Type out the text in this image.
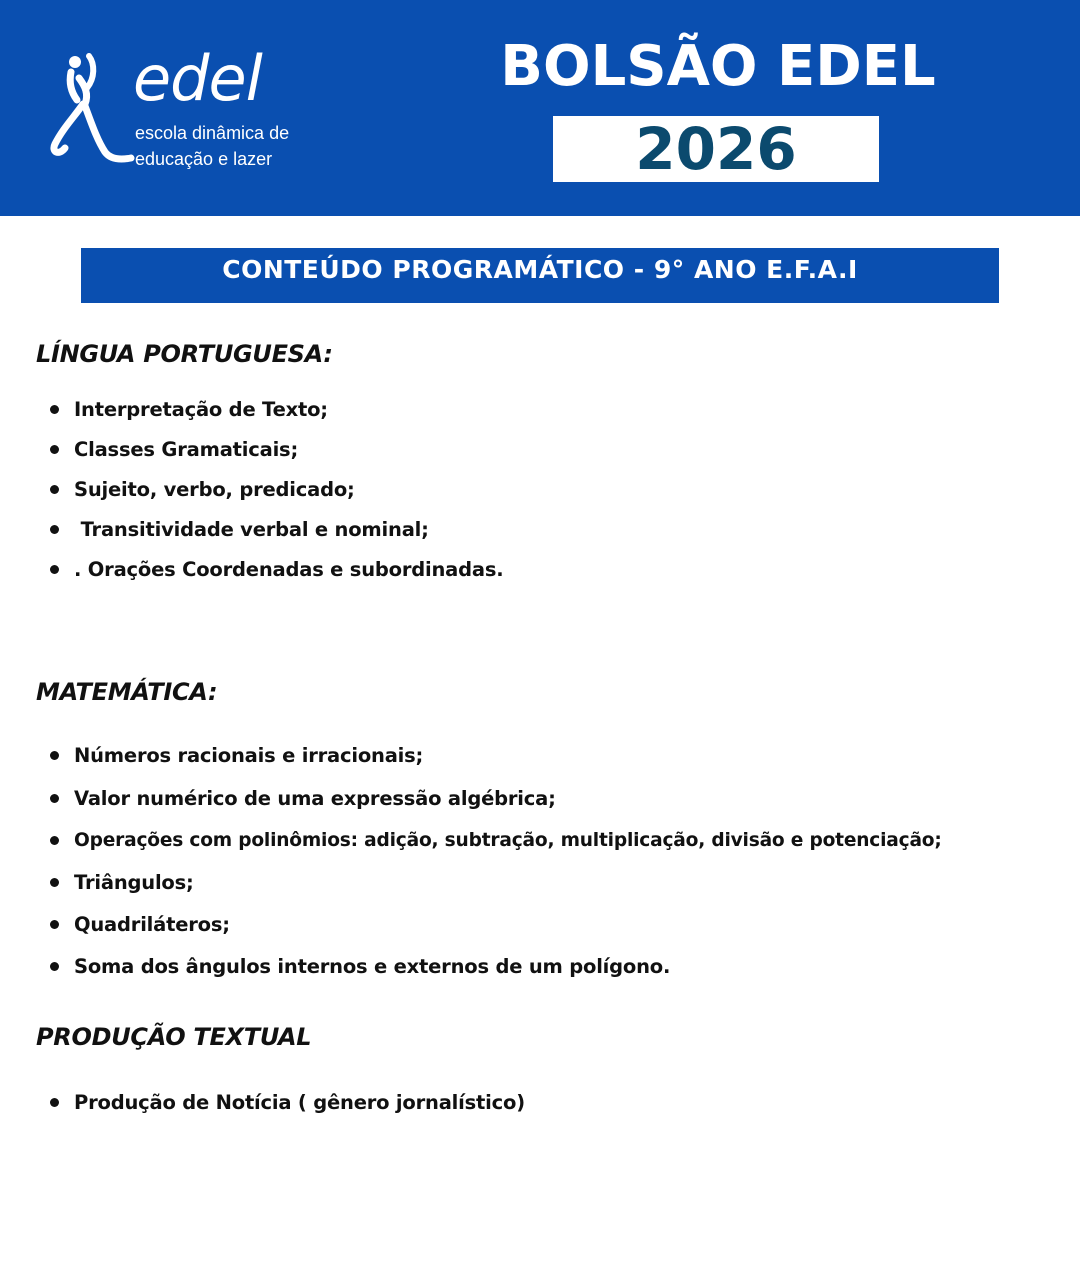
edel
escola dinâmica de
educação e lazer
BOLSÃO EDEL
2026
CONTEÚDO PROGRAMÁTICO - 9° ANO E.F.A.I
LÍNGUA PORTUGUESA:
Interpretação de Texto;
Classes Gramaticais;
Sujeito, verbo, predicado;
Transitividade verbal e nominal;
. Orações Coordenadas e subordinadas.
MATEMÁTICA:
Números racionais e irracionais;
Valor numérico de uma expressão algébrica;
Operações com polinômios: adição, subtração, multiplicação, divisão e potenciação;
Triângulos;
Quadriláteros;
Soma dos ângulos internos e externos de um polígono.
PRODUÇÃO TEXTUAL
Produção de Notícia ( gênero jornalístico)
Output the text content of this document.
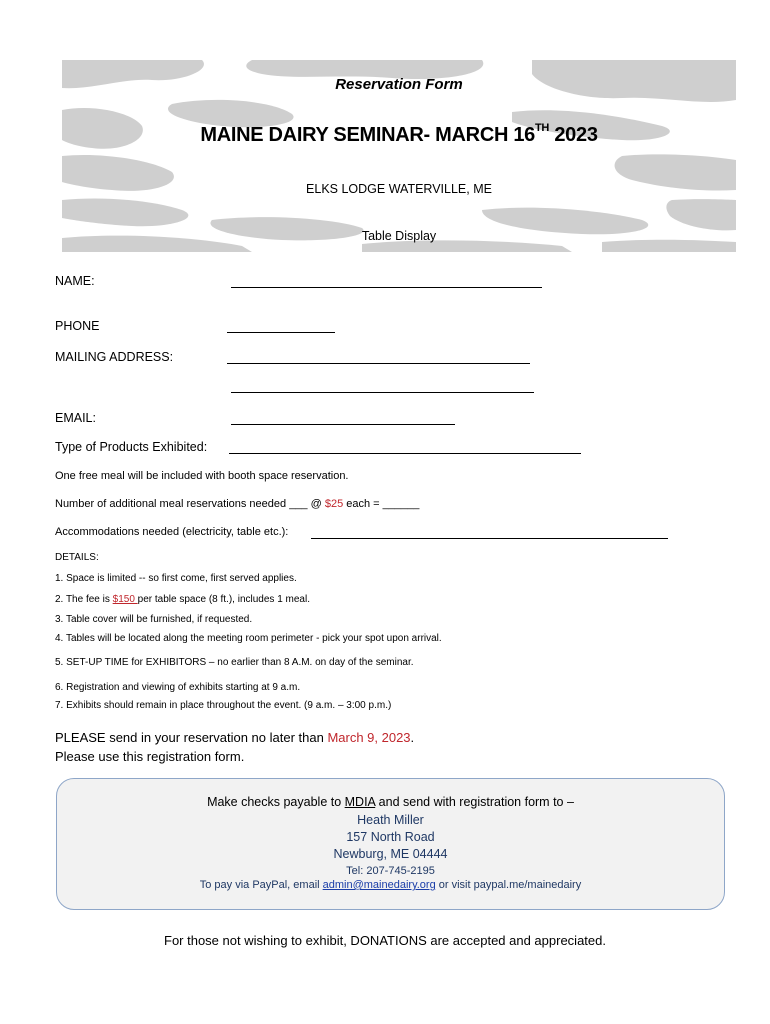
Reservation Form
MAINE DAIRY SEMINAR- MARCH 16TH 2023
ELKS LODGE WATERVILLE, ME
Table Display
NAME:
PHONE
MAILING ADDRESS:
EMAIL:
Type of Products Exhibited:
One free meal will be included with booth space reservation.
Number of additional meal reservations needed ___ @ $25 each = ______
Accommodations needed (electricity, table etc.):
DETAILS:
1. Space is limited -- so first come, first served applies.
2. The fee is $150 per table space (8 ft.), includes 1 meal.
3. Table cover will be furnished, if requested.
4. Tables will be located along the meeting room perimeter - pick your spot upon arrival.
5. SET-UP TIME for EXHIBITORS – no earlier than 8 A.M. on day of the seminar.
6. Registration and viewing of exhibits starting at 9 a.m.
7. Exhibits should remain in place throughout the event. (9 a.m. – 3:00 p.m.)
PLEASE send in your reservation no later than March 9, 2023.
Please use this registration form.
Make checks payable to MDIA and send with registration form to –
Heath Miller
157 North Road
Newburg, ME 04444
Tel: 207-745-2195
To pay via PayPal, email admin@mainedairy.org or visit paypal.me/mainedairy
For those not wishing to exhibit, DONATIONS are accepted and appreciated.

###

### What is needed
Reproduce every line precisely as given, omitting all pictures.

### Reply
Type out the text in this image.
edel
escola dinâmica de
educação e lazer
BOLSÃO EDEL
2026
CONTEÚDO PROGRAMÁTICO - 9° ANO E.F.A.I
LÍNGUA PORTUGUESA:
Interpretação de Texto;
Classes Gramaticais;
Sujeito, verbo, predicado;
Transitividade verbal e nominal;
. Orações Coordenadas e subordinadas.
MATEMÁTICA:
Números racionais e irracionais;
Valor numérico de uma expressão algébrica;
Operações com polinômios: adição, subtração, multiplicação, divisão e potenciação;
Triângulos;
Quadriláteros;
Soma dos ângulos internos e externos de um polígono.
PRODUÇÃO TEXTUAL
Produção de Notícia ( gênero jornalístico)
Output the text content of this document.
Reservation Form
MAINE DAIRY SEMINAR- MARCH 16TH 2023
ELKS LODGE WATERVILLE, ME
Table Display
NAME:
PHONE
MAILING ADDRESS:
EMAIL:
Type of Products Exhibited:
One free meal will be included with booth space reservation.
Number of additional meal reservations needed ___ @ $25 each = ______
Accommodations needed (electricity, table etc.):
DETAILS:
1. Space is limited -- so first come, first served applies.
2. The fee is $150 per table space (8 ft.), includes 1 meal.
3. Table cover will be furnished, if requested.
4. Tables will be located along the meeting room perimeter - pick your spot upon arrival.
5. SET-UP TIME for EXHIBITORS – no earlier than 8 A.M. on day of the seminar.
6. Registration and viewing of exhibits starting at 9 a.m.
7. Exhibits should remain in place throughout the event. (9 a.m. – 3:00 p.m.)
PLEASE send in your reservation no later than March 9, 2023.
Please use this registration form.
Make checks payable to MDIA and send with registration form to –
Heath Miller
157 North Road
Newburg, ME 04444
Tel: 207-745-2195
To pay via PayPal, email admin@mainedairy.org or visit paypal.me/mainedairy
For those not wishing to exhibit, DONATIONS are accepted and appreciated.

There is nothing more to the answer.